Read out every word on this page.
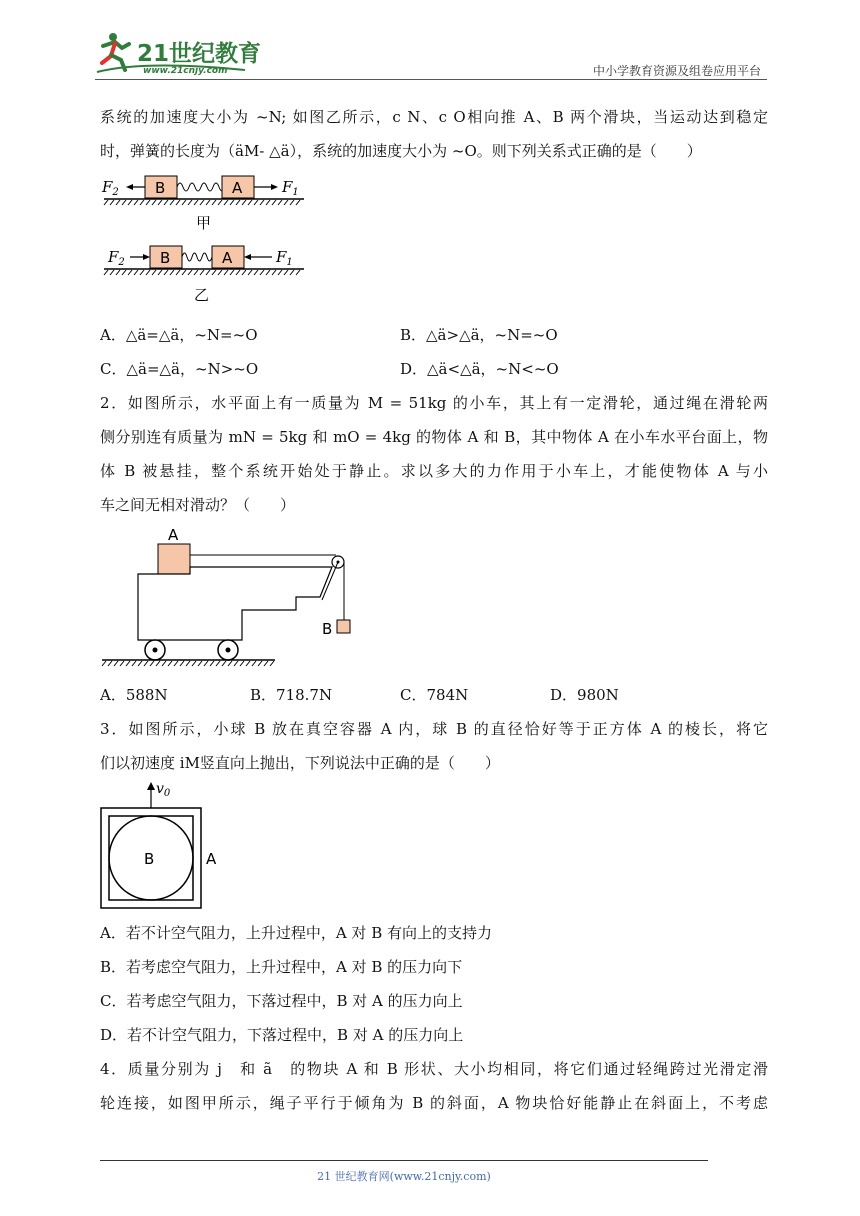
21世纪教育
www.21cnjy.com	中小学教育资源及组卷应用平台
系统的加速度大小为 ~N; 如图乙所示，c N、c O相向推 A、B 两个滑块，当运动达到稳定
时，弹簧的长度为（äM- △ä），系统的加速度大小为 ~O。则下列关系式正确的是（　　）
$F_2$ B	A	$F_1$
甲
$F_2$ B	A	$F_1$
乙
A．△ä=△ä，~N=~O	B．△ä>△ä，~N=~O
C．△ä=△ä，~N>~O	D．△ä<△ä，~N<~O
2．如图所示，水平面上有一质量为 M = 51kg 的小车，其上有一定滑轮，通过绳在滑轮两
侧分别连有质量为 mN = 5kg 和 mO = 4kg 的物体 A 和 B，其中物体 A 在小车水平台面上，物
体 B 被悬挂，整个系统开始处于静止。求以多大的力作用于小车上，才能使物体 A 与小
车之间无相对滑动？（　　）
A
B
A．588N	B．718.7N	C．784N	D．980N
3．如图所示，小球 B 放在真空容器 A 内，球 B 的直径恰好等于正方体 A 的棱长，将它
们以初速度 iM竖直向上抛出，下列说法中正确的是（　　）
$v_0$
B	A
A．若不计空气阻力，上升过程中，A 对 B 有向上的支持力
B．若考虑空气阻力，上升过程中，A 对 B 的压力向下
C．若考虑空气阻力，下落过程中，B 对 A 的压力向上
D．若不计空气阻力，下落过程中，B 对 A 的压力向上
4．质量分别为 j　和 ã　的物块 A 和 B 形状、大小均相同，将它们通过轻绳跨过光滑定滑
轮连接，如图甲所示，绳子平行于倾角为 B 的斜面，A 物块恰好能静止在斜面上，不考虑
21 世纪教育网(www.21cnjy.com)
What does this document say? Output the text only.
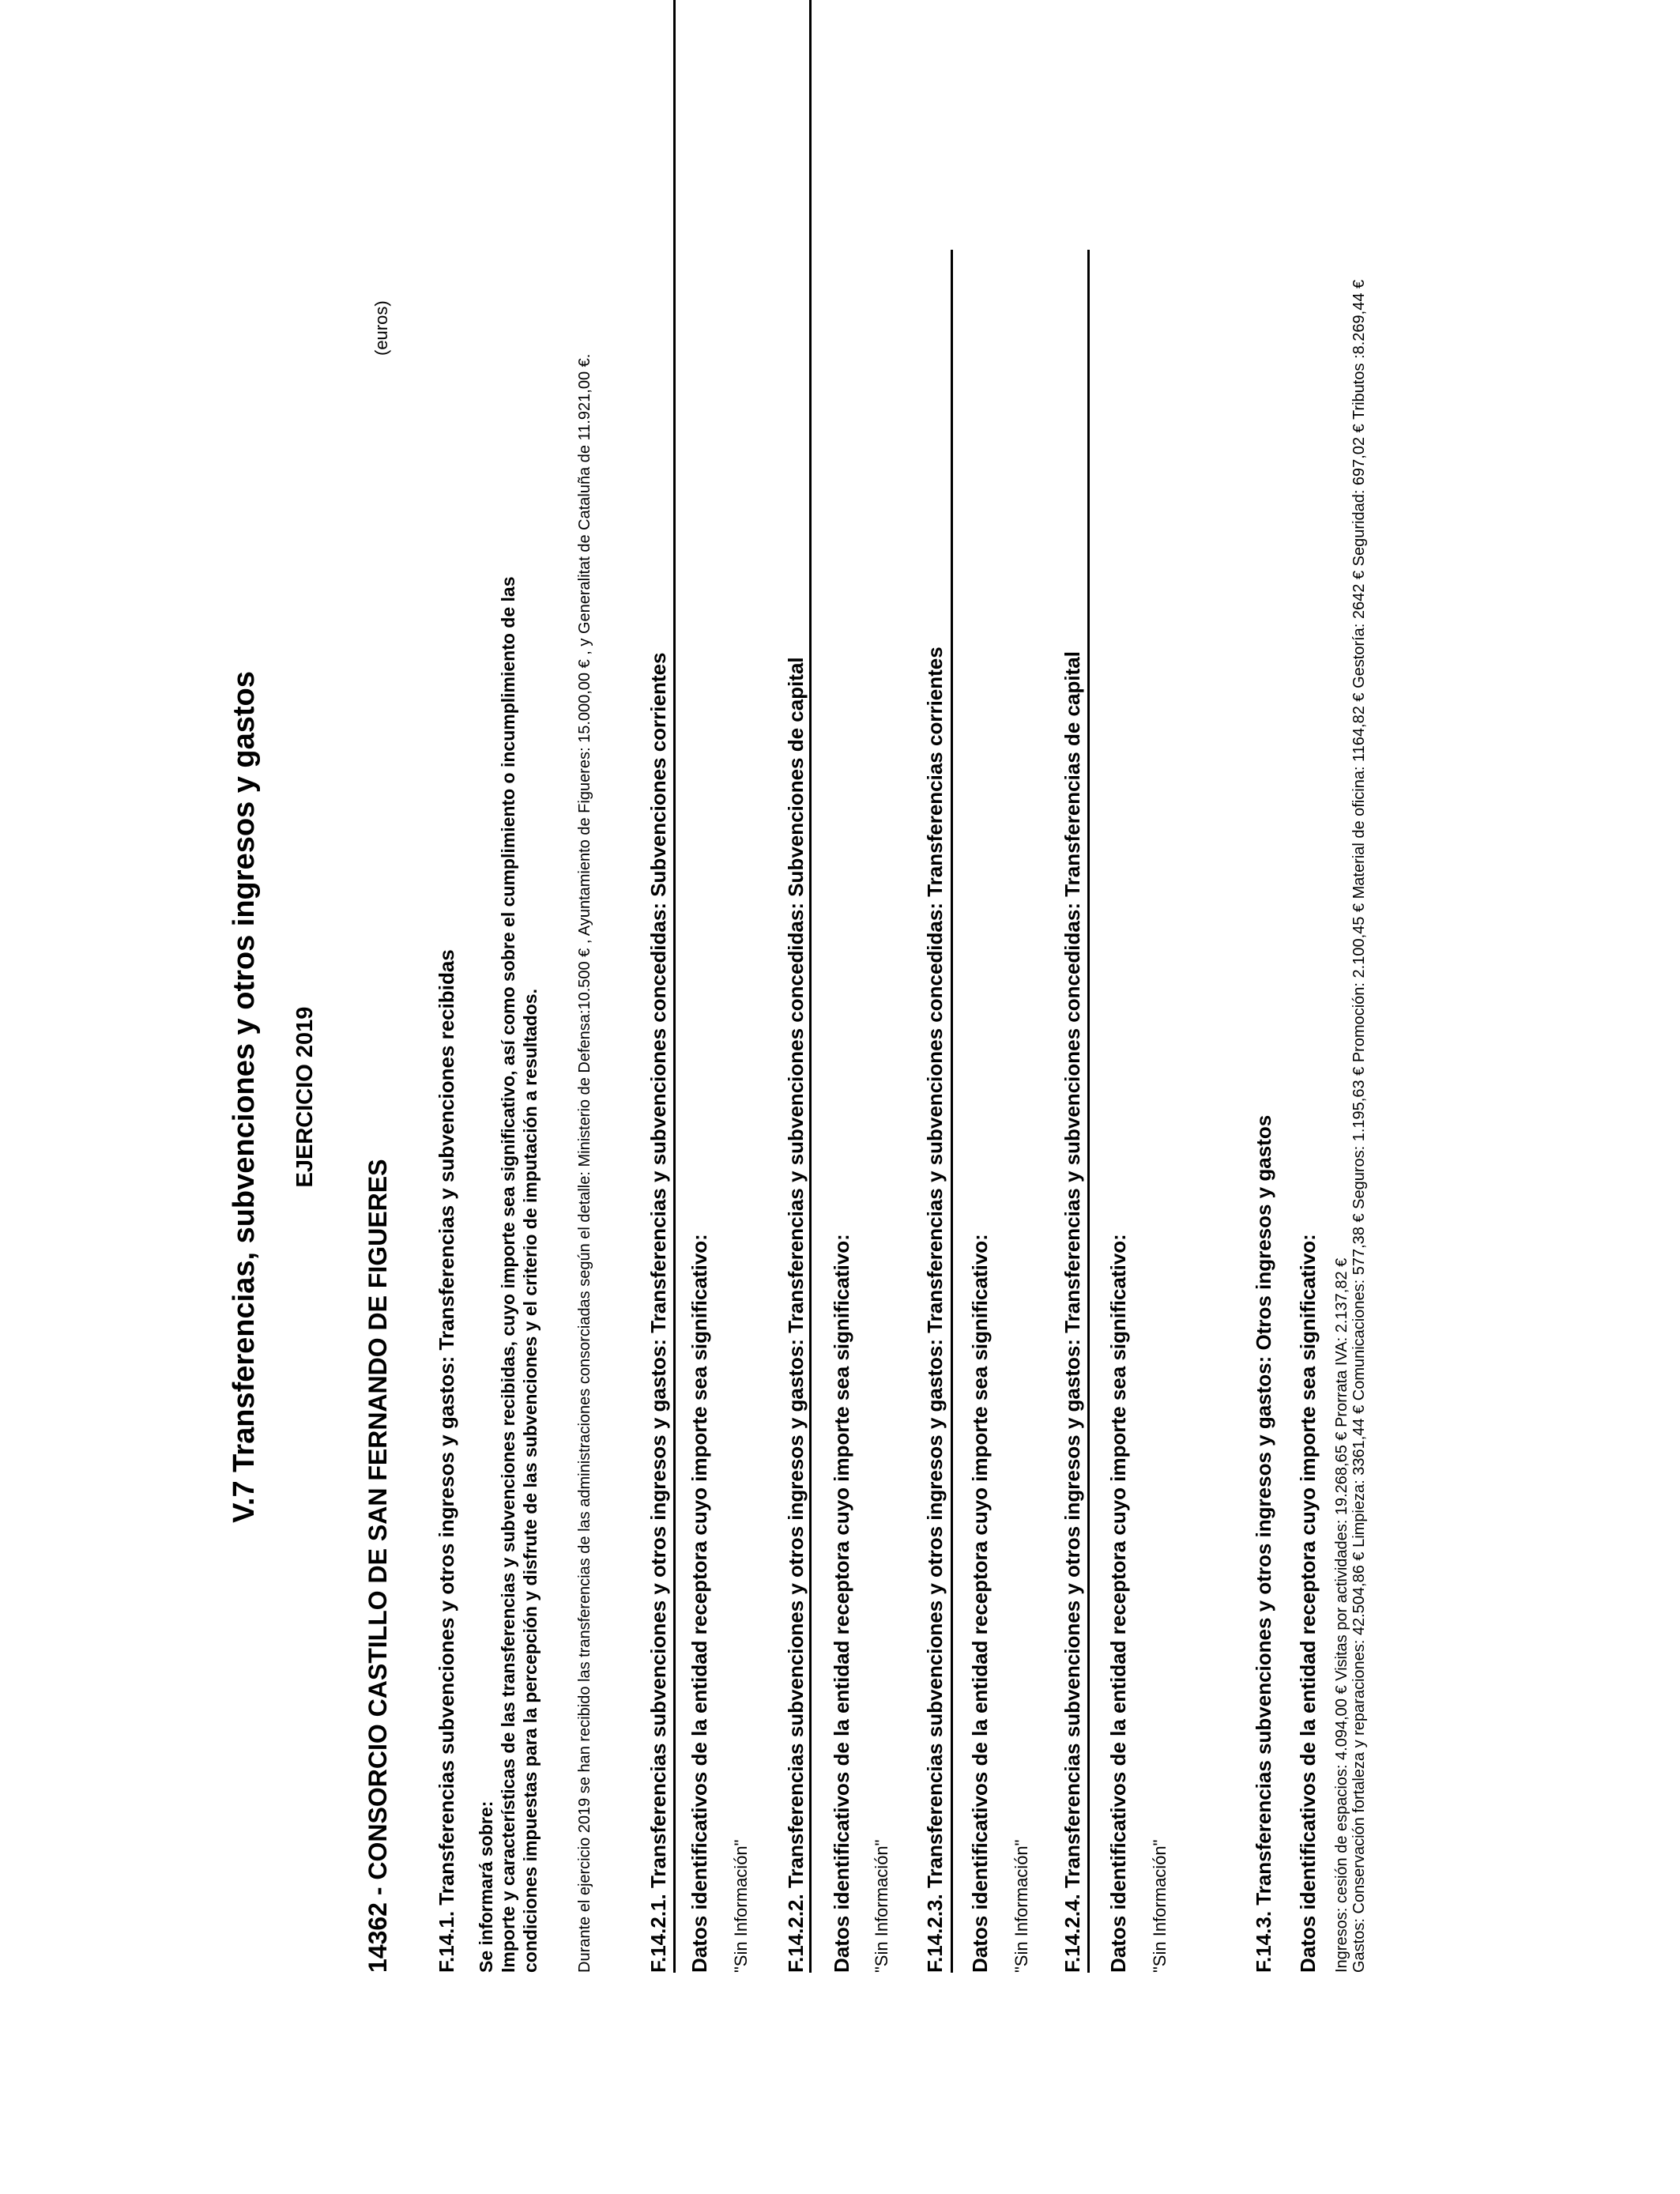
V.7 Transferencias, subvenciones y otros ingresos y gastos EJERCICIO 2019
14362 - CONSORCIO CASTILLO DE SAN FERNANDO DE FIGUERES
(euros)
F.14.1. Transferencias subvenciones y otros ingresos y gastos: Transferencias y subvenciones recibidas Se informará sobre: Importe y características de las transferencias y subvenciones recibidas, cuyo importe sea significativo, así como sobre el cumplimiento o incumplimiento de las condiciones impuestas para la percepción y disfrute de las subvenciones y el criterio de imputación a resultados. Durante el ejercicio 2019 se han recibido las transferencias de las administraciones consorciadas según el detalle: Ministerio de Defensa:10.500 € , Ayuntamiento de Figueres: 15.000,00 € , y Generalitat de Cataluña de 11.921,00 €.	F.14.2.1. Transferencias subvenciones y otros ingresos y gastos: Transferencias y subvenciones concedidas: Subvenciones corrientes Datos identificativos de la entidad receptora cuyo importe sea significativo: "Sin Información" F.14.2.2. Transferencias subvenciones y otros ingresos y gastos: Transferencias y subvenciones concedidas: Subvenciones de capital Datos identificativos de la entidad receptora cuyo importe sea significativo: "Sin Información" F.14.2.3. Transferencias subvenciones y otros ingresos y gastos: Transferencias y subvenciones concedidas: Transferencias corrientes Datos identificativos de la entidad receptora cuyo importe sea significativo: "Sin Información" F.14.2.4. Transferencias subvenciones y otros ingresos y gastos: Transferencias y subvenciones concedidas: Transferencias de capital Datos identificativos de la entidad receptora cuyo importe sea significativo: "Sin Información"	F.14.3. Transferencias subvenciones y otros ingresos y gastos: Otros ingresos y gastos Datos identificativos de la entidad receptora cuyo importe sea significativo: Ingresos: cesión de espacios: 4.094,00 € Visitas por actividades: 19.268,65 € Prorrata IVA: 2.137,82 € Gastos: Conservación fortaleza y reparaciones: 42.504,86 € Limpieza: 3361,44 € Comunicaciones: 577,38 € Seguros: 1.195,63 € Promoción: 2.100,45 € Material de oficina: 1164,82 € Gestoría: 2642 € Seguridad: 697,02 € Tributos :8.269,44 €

- _GIVEN INSTRUCTION_:
Copy each line that holds the word "ingresos".

- _SOLUTION FOR THIS EXERCISE_:
V.7 Transferencias, subvenciones y otros ingresos y gastos EJERCICIO 2019
F.14.1. Transferencias subvenciones y otros ingresos y gastos: Transferencias y subvenciones recibidas Se informará sobre: Importe y características de las transferencias y subvenciones recibidas, cuyo importe sea significativo, así como sobre el cumplimiento o incumplimiento de las condiciones impuestas para la percepción y disfrute de las subvenciones y el criterio de imputación a resultados. Durante el ejercicio 2019 se han recibido las transferencias de las administraciones consorciadas según el detalle: Ministerio de Defensa:10.500 € , Ayuntamiento de Figueres: 15.000,00 € , y Generalitat de Cataluña de 11.921,00 €.	F.14.2.1. Transferencias subvenciones y otros ingresos y gastos: Transferencias y subvenciones concedidas: Subvenciones corrientes Datos identificativos de la entidad receptora cuyo importe sea significativo: "Sin Información" F.14.2.2. Transferencias subvenciones y otros ingresos y gastos: Transferencias y subvenciones concedidas: Subvenciones de capital Datos identificativos de la entidad receptora cuyo importe sea significativo: "Sin Información" F.14.2.3. Transferencias subvenciones y otros ingresos y gastos: Transferencias y subvenciones concedidas: Transferencias corrientes Datos identificativos de la entidad receptora cuyo importe sea significativo: "Sin Información" F.14.2.4. Transferencias subvenciones y otros ingresos y gastos: Transferencias y subvenciones concedidas: Transferencias de capital Datos identificativos de la entidad receptora cuyo importe sea significativo: "Sin Información"	F.14.3. Transferencias subvenciones y otros ingresos y gastos: Otros ingresos y gastos Datos identificativos de la entidad receptora cuyo importe sea significativo: Ingresos: cesión de espacios: 4.094,00 € Visitas por actividades: 19.268,65 € Prorrata IVA: 2.137,82 € Gastos: Conservación fortaleza y reparaciones: 42.504,86 € Limpieza: 3361,44 € Comunicaciones: 577,38 € Seguros: 1.195,63 € Promoción: 2.100,45 € Material de oficina: 1164,82 € Gestoría: 2642 € Seguridad: 697,02 € Tributos :8.269,44 €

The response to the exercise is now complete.